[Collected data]
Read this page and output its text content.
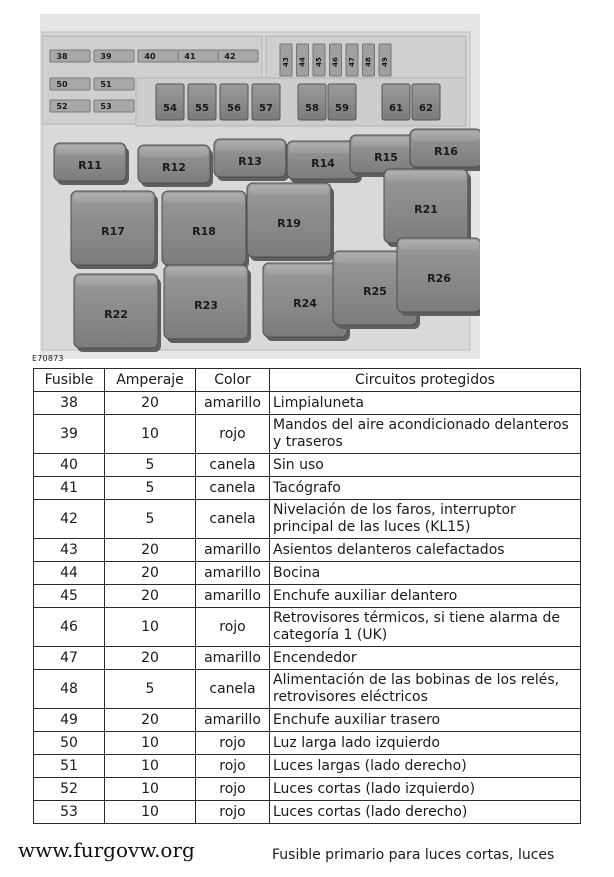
38	39	40	41	42
50	51
52	53
43 44 45 46 47 48 49
54 55 56 57	58 59	61 62
R11	R12	R13	R14	R15	R16
R17	R18
R19
R21
R22
R23	R24
R25
R26
E70873
Fusible	Amperaje	Color	Circuitos protegidos
38	20	amarillo	Limpialuneta
39	10	rojo	Mandos del aire acondicionado delanteros y traseros
40	5	canela	Sin uso
41	5	canela	Tacógrafo
42	5	canela	Nivelación de los faros, interruptor principal de las luces (KL15)
43	20	amarillo	Asientos delanteros calefactados
44	20	amarillo	Bocina
45	20	amarillo	Enchufe auxiliar delantero
46	10	rojo	Retrovisores térmicos, si tiene alarma de categoría 1 (UK)
47	20	amarillo	Encendedor
48	5	canela	Alimentación de las bobinas de los relés, retrovisores eléctricos
49	20	amarillo	Enchufe auxiliar trasero
50	10	rojo	Luz larga lado izquierdo
51	10	rojo	Luces largas (lado derecho)
52	10	rojo	Luces cortas (lado izquierdo)
53	10	rojo	Luces cortas (lado derecho)
Fusible primario para luces cortas, luces
www.furgovw.org
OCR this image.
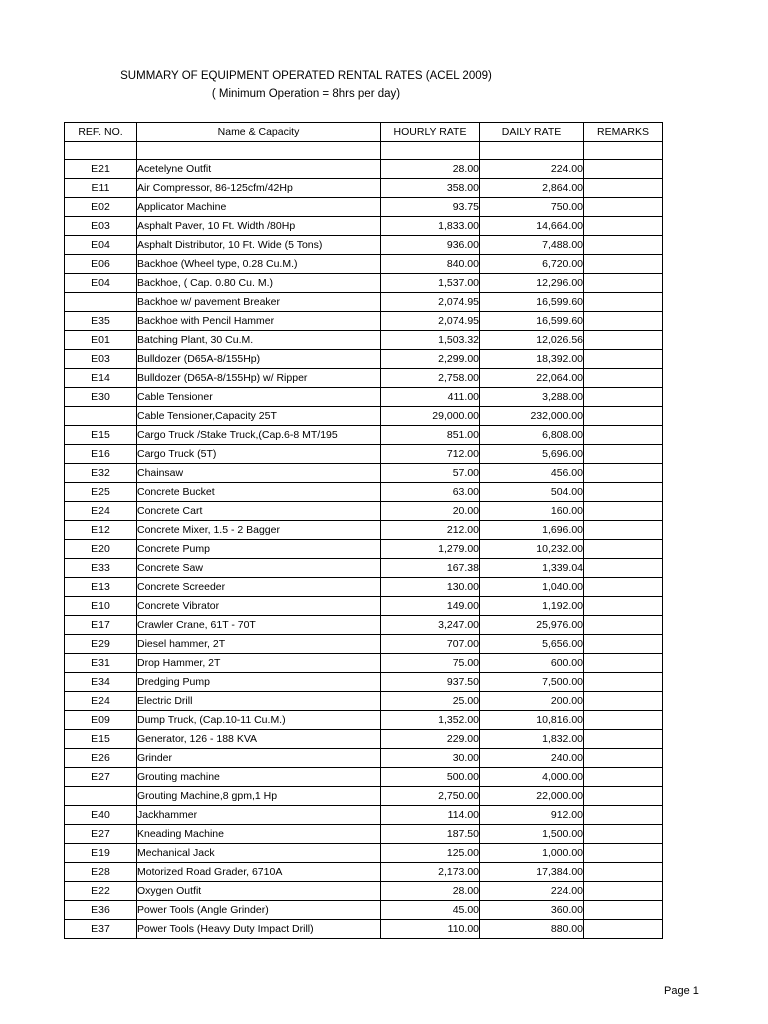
SUMMARY OF EQUIPMENT OPERATED RENTAL RATES (ACEL 2009)
( Minimum Operation = 8hrs per day)
REF. NO.	Name & Capacity	HOURLY RATE	DAILY RATE	REMARKS

E21	Acetelyne Outfit	28.00	224.00	
E11	Air Compressor, 86-125cfm/42Hp	358.00	2,864.00	
E02	Applicator Machine	93.75	750.00	
E03	Asphalt Paver, 10 Ft. Width /80Hp	1,833.00	14,664.00	
E04	Asphalt Distributor, 10 Ft. Wide (5 Tons)	936.00	7,488.00	
E06	Backhoe (Wheel type, 0.28 Cu.M.)	840.00	6,720.00	
E04	Backhoe, ( Cap. 0.80 Cu. M.)	1,537.00	12,296.00	
	Backhoe w/ pavement Breaker	2,074.95	16,599.60	
E35	Backhoe with Pencil Hammer	2,074.95	16,599.60	
E01	Batching Plant, 30 Cu.M.	1,503.32	12,026.56	
E03	Bulldozer (D65A-8/155Hp)	2,299.00	18,392.00	
E14	Bulldozer (D65A-8/155Hp) w/ Ripper	2,758.00	22,064.00	
E30	Cable Tensioner	411.00	3,288.00	
	Cable Tensioner,Capacity 25T	29,000.00	232,000.00	
E15	Cargo Truck /Stake Truck,(Cap.6-8 MT/195	851.00	6,808.00	
E16	Cargo Truck (5T)	712.00	5,696.00	
E32	Chainsaw	57.00	456.00	
E25	Concrete Bucket	63.00	504.00	
E24	Concrete Cart	20.00	160.00	
E12	Concrete Mixer, 1.5 - 2 Bagger	212.00	1,696.00	
E20	Concrete Pump	1,279.00	10,232.00	
E33	Concrete Saw	167.38	1,339.04	
E13	Concrete Screeder	130.00	1,040.00	
E10	Concrete Vibrator	149.00	1,192.00	
E17	Crawler Crane, 61T - 70T	3,247.00	25,976.00	
E29	Diesel hammer, 2T	707.00	5,656.00	
E31	Drop Hammer, 2T	75.00	600.00	
E34	Dredging Pump	937.50	7,500.00	
E24	Electric Drill	25.00	200.00	
E09	Dump Truck, (Cap.10-11 Cu.M.)	1,352.00	10,816.00	
E15	Generator, 126 - 188 KVA	229.00	1,832.00	
E26	Grinder	30.00	240.00	
E27	Grouting machine	500.00	4,000.00	
	Grouting Machine,8 gpm,1 Hp	2,750.00	22,000.00	
E40	Jackhammer	114.00	912.00	
E27	Kneading Machine	187.50	1,500.00	
E19	Mechanical Jack	125.00	1,000.00	
E28	Motorized Road Grader, 6710A	2,173.00	17,384.00	
E22	Oxygen Outfit	28.00	224.00	
E36	Power Tools (Angle Grinder)	45.00	360.00	
E37	Power Tools (Heavy Duty Impact Drill)	110.00	880.00	
Page 1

#### [Direction]
Identify and copy the lines holding the word "Fusible".

#### [Complete answer]
Fusible	Amperaje	Color	Circuitos protegidos
Fusible primario para luces cortas, luces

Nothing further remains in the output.